WHAT YOU NEED TO DO:
Search the listing below, and show each line that includes the word "this".
** INPUT follows **
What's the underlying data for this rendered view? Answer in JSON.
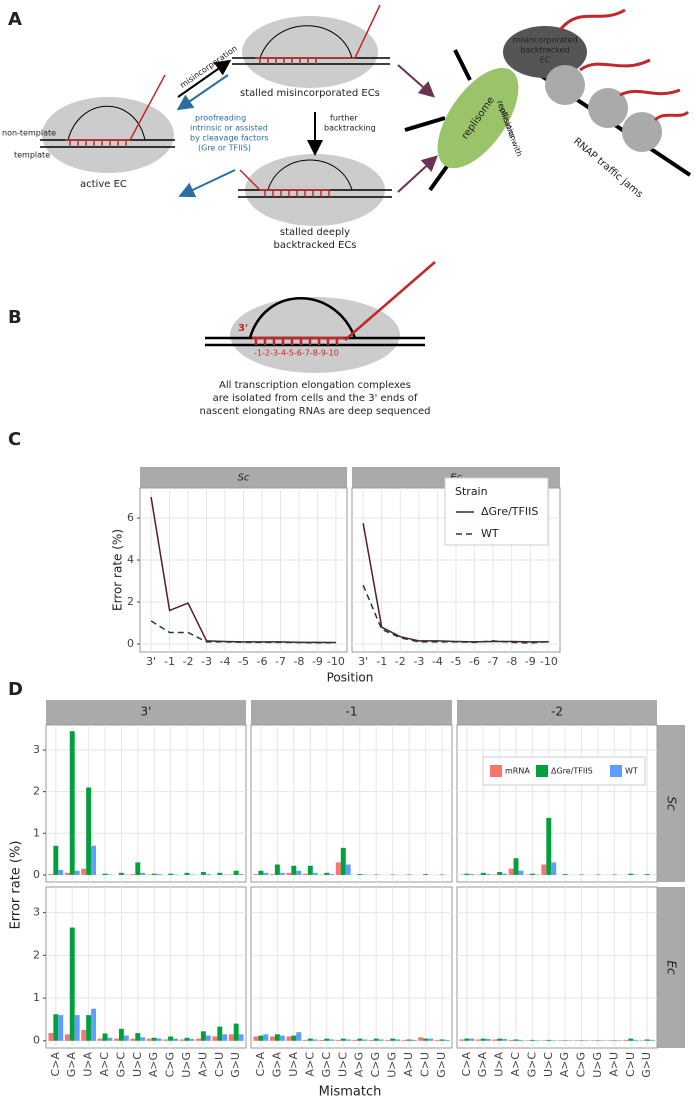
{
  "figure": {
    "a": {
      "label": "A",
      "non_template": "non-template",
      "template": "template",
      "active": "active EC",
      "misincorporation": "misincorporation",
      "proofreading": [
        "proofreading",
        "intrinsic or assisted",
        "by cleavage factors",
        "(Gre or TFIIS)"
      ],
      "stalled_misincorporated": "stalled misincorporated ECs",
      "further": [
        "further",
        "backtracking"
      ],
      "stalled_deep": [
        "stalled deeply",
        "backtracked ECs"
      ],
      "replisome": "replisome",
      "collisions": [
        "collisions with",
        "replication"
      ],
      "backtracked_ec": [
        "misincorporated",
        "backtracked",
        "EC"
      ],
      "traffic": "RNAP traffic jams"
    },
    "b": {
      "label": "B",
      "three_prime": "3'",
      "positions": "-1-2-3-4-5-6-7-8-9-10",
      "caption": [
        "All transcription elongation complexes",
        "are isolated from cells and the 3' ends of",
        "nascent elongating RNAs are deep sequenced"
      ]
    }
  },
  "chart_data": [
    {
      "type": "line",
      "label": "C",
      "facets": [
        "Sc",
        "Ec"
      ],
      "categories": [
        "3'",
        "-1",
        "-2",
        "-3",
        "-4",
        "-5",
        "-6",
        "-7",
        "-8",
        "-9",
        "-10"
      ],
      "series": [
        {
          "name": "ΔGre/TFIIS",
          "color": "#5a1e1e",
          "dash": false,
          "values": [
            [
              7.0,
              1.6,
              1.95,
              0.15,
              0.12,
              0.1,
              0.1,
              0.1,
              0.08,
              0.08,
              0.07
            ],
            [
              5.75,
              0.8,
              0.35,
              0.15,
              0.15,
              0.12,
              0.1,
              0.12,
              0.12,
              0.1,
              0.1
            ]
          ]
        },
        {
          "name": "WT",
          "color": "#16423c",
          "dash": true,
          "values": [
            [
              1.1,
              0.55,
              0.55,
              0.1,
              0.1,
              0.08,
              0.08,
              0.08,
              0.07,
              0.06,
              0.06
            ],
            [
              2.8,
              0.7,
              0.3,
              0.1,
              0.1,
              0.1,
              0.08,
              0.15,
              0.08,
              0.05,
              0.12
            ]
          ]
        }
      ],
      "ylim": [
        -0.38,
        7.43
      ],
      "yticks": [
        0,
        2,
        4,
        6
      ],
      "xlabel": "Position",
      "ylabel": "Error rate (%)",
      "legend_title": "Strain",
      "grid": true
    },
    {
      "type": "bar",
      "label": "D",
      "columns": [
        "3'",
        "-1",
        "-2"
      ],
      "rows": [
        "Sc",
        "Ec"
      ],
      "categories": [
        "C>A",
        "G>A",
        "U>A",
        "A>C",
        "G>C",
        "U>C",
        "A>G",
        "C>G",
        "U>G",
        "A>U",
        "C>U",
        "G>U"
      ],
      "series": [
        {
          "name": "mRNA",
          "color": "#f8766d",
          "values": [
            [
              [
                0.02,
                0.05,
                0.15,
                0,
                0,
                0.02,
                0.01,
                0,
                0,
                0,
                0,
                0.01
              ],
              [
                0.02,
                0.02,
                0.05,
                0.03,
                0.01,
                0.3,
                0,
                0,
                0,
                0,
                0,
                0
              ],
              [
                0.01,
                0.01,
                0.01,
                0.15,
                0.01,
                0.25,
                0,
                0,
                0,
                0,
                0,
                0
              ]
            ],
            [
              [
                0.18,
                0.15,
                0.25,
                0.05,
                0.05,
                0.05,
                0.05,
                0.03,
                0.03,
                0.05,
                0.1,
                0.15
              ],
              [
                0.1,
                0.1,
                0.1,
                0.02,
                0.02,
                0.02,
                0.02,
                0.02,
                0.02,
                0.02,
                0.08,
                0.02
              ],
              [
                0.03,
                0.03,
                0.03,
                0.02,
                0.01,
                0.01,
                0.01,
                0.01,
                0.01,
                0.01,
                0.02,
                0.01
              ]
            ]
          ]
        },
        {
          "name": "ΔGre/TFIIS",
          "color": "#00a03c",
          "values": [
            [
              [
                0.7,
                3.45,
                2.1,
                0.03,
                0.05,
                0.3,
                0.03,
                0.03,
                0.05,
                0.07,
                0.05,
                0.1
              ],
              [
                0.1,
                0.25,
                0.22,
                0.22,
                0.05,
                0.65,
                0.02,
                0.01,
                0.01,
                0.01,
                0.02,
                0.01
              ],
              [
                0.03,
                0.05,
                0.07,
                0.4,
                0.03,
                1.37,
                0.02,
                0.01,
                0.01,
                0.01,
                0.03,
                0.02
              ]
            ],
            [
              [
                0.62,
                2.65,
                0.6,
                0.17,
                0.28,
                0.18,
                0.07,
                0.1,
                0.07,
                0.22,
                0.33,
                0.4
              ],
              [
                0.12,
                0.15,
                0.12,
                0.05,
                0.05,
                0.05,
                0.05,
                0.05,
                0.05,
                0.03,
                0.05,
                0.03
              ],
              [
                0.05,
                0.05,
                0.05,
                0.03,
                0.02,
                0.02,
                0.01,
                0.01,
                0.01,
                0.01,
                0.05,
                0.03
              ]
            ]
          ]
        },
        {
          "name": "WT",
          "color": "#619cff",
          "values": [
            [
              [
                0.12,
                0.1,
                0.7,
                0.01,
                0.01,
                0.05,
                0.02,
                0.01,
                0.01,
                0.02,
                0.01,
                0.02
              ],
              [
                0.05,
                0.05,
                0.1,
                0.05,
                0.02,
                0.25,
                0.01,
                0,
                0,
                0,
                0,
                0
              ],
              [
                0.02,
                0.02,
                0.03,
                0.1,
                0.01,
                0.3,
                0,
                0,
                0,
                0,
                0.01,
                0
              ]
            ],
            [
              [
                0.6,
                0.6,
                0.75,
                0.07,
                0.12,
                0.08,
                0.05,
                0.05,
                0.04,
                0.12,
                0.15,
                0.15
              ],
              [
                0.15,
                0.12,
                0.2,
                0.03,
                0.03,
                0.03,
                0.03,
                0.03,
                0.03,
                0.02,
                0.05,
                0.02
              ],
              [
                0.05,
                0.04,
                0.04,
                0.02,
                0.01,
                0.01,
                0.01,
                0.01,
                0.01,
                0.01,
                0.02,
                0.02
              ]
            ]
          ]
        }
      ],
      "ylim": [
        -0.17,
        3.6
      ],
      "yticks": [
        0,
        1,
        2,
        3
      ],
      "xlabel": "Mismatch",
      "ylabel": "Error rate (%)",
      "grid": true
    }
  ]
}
** End of INPUT **
** INPUT follows **
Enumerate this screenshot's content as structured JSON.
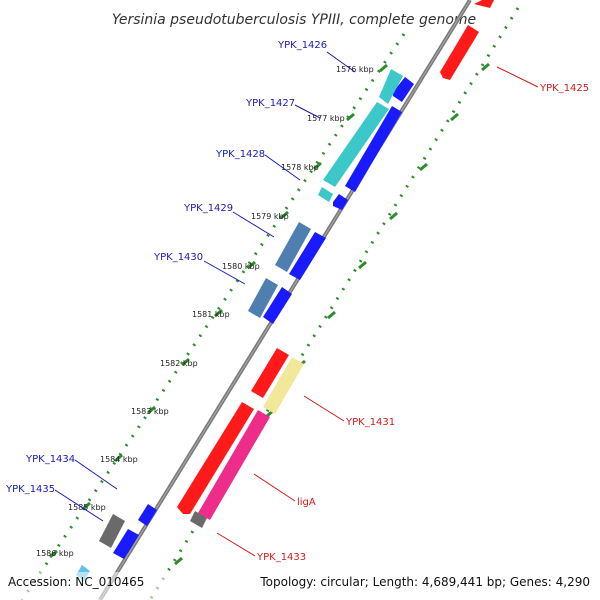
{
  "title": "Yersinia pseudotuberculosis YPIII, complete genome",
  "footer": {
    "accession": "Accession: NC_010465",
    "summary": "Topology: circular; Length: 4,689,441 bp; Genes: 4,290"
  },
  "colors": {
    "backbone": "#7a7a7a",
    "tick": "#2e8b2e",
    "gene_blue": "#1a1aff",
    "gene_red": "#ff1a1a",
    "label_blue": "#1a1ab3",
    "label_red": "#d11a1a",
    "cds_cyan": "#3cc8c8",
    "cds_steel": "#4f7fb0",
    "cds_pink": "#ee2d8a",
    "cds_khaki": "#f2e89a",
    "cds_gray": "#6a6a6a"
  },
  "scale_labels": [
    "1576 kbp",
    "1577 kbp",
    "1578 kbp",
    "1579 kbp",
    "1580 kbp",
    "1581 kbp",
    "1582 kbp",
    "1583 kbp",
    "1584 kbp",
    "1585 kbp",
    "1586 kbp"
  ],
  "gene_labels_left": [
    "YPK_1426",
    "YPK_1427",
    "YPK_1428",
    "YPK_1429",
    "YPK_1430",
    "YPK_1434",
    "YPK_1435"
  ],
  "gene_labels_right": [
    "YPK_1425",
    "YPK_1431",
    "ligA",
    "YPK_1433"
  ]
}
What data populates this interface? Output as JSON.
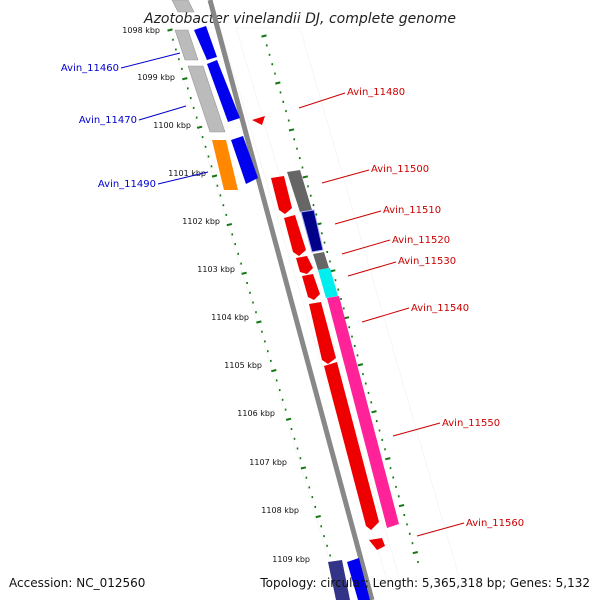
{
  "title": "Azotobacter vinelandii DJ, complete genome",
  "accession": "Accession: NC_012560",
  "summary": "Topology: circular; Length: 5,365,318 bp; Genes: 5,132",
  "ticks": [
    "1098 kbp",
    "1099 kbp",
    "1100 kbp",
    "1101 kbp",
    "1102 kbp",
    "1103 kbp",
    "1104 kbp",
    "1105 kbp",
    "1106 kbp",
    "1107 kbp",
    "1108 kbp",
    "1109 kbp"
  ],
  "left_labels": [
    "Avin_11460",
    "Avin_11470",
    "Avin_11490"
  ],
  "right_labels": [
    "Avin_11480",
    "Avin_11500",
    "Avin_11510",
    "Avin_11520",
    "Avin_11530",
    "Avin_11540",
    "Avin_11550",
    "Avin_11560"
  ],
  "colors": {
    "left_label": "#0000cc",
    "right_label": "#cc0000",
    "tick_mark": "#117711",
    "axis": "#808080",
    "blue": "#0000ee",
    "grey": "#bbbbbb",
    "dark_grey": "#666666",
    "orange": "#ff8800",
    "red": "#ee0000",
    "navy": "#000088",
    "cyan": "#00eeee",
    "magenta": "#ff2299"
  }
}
** End of INPUT **
RESPONSE BELOW:
What's the underlying data for this rendered view? Answer in JSON.
Enumerate this screenshot's content as structured JSON.
What data populates this interface? Output as JSON.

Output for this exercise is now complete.